[Saved entries]

|---|

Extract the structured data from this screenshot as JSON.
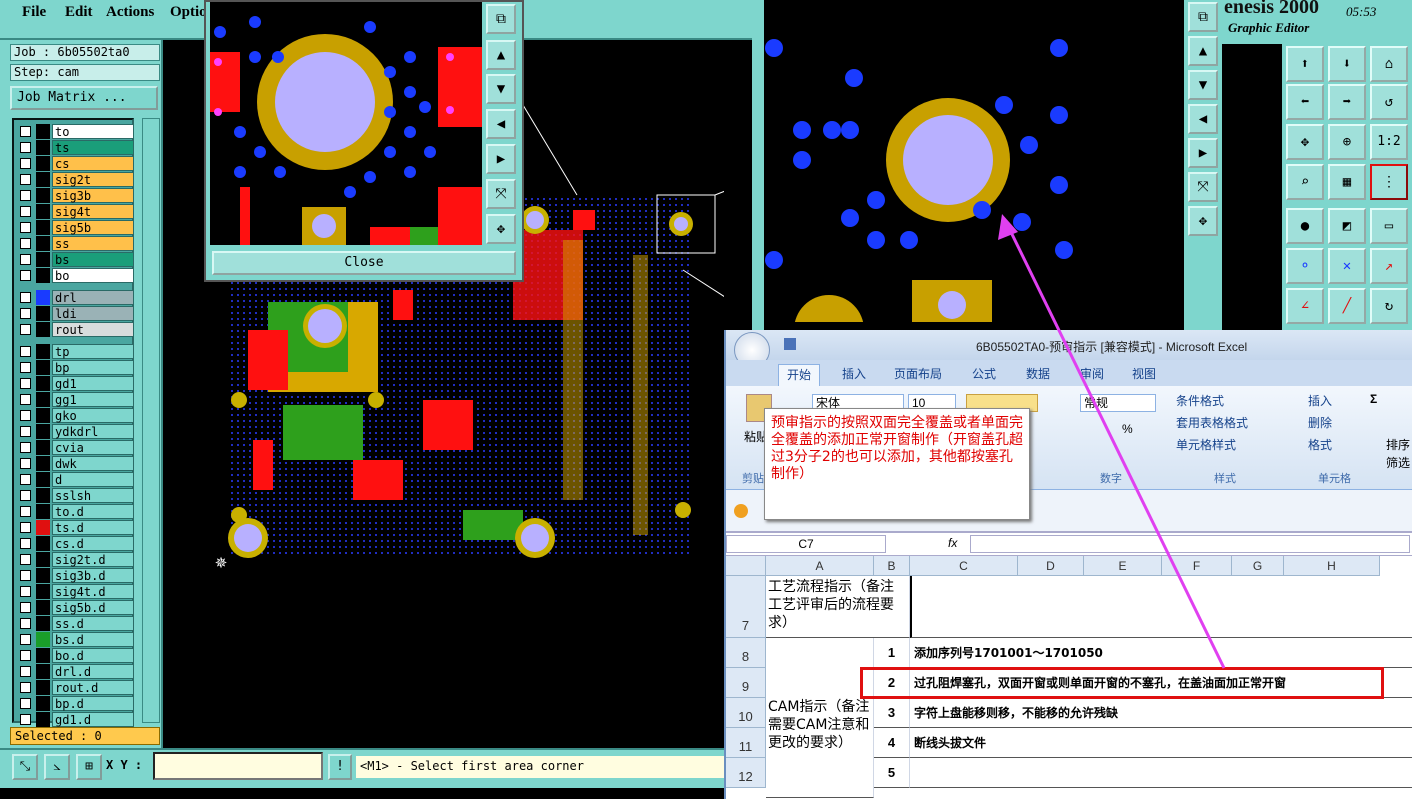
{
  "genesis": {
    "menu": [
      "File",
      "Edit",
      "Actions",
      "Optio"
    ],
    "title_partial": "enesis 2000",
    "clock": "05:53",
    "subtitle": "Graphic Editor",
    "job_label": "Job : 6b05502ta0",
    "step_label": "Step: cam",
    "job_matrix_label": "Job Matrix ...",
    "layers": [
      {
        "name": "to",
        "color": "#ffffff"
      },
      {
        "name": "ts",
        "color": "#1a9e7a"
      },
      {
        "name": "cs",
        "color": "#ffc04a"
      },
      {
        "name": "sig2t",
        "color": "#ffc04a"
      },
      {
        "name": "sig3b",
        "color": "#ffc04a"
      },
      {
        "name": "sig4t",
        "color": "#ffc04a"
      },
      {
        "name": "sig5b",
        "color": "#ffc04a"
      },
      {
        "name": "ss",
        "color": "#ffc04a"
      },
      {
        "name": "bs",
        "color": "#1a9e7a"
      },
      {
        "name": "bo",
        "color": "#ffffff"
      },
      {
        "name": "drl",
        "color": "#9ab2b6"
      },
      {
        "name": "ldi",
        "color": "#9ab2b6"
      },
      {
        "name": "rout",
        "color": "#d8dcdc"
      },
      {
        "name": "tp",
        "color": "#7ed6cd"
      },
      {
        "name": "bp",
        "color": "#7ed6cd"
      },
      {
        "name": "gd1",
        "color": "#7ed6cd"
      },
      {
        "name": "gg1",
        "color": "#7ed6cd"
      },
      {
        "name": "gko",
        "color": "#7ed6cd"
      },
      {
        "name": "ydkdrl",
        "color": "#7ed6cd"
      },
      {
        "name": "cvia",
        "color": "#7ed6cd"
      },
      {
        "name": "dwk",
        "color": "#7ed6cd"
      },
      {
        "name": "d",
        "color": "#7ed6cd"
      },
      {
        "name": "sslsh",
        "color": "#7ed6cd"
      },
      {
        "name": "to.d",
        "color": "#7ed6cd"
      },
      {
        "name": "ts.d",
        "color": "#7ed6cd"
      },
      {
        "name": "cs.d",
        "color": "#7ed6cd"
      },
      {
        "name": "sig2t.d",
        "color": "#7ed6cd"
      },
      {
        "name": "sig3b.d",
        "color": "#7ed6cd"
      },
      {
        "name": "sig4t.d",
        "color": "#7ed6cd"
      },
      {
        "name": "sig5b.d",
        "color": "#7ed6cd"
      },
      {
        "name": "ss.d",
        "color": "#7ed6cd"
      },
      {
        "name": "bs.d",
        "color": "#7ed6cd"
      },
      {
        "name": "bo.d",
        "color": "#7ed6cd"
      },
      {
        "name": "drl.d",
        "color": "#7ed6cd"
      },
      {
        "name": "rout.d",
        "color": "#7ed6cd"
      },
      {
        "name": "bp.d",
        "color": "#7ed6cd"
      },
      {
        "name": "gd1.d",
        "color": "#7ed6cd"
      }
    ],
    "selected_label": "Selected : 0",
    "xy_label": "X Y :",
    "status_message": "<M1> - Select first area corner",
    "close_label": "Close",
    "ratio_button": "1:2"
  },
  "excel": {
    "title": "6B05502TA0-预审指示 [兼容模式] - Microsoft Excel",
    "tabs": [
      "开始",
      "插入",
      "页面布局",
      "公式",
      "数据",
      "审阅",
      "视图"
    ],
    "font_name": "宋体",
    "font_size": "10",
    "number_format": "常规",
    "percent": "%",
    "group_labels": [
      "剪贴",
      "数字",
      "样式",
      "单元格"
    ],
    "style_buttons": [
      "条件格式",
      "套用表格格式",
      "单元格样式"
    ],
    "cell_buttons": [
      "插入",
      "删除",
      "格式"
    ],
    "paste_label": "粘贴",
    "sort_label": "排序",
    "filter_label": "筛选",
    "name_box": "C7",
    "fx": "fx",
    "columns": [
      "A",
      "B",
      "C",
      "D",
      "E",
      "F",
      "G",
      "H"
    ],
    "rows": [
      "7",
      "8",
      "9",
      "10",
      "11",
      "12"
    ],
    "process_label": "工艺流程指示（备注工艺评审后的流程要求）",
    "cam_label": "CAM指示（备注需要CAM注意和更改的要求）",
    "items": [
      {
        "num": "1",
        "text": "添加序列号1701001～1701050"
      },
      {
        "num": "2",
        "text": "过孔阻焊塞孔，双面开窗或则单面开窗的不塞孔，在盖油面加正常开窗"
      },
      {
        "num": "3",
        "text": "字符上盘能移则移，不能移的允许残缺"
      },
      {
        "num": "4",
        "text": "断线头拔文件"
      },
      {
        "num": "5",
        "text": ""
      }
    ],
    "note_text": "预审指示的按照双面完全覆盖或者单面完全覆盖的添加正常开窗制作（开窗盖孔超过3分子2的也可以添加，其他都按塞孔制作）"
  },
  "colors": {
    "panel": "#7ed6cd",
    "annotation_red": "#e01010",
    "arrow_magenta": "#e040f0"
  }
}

|---|

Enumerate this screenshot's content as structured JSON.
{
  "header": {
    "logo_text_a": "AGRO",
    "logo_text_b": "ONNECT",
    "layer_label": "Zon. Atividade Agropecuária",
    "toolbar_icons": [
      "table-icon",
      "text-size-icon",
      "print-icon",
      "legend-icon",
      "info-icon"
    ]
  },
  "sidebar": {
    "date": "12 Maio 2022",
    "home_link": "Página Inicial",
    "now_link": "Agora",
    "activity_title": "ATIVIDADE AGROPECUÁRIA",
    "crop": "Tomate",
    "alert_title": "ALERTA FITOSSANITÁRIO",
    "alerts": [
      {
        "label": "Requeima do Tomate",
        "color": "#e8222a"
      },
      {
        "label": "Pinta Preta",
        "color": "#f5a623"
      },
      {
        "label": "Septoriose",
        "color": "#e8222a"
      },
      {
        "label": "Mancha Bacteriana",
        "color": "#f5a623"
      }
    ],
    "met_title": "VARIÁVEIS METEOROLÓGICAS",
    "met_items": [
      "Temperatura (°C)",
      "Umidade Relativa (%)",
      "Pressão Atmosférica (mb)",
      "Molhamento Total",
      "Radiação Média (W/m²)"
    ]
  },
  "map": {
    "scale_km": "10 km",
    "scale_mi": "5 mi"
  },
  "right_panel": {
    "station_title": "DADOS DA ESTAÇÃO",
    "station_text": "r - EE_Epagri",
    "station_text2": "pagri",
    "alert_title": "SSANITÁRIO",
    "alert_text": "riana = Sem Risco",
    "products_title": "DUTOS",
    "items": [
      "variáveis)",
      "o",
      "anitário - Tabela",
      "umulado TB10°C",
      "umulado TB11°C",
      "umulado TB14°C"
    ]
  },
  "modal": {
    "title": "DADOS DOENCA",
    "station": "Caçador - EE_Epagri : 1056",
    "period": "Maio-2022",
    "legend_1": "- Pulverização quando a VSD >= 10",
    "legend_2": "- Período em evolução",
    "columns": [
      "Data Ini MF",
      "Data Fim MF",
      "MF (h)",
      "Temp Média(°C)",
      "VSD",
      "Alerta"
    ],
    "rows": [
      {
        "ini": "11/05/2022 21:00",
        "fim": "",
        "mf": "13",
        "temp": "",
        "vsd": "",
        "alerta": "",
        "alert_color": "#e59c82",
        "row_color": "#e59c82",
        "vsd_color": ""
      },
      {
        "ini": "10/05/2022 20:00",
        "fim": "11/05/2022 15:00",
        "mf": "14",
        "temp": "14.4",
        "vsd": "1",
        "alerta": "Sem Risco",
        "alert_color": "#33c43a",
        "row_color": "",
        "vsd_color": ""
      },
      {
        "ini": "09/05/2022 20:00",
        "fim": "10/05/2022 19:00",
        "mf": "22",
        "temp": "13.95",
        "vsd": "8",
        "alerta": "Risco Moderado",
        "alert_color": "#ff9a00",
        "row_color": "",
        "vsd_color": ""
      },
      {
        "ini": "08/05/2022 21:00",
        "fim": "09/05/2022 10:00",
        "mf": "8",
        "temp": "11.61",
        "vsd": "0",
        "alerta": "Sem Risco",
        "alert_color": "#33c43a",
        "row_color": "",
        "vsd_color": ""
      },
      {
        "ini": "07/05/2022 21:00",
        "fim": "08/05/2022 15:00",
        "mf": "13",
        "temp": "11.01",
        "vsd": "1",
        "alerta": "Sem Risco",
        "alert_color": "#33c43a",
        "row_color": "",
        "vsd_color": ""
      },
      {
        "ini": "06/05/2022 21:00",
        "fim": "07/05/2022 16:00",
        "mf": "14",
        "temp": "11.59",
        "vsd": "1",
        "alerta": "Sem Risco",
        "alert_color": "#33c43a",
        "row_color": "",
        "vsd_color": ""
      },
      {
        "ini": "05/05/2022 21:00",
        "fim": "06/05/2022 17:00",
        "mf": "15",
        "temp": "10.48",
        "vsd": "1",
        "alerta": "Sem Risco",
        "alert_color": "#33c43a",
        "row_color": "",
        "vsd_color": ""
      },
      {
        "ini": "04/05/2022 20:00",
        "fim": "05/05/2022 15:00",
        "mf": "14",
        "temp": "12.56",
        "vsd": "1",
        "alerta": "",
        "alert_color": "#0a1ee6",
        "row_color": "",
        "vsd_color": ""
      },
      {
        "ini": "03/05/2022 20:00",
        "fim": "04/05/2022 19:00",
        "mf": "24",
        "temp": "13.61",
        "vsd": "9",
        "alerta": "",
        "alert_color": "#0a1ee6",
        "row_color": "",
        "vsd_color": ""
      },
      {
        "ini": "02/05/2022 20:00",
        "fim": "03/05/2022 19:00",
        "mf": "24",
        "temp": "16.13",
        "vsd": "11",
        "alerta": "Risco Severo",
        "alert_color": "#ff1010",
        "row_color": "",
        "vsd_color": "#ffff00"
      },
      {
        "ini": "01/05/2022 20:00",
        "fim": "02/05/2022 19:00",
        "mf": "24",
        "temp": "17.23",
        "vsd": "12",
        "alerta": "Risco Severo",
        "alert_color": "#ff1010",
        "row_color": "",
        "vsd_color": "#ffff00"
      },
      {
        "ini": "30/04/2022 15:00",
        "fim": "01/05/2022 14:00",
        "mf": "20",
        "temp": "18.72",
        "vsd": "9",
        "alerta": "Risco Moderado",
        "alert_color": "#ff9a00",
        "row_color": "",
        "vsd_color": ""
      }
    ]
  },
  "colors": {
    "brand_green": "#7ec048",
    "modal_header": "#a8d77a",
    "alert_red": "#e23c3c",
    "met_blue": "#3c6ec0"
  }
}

|---|

Task prompt —
Wherever the word "Tomate" appears in the records above, copy that line.

Exercise solution —
    "crop": "Tomate",
        "label": "Requeima do Tomate",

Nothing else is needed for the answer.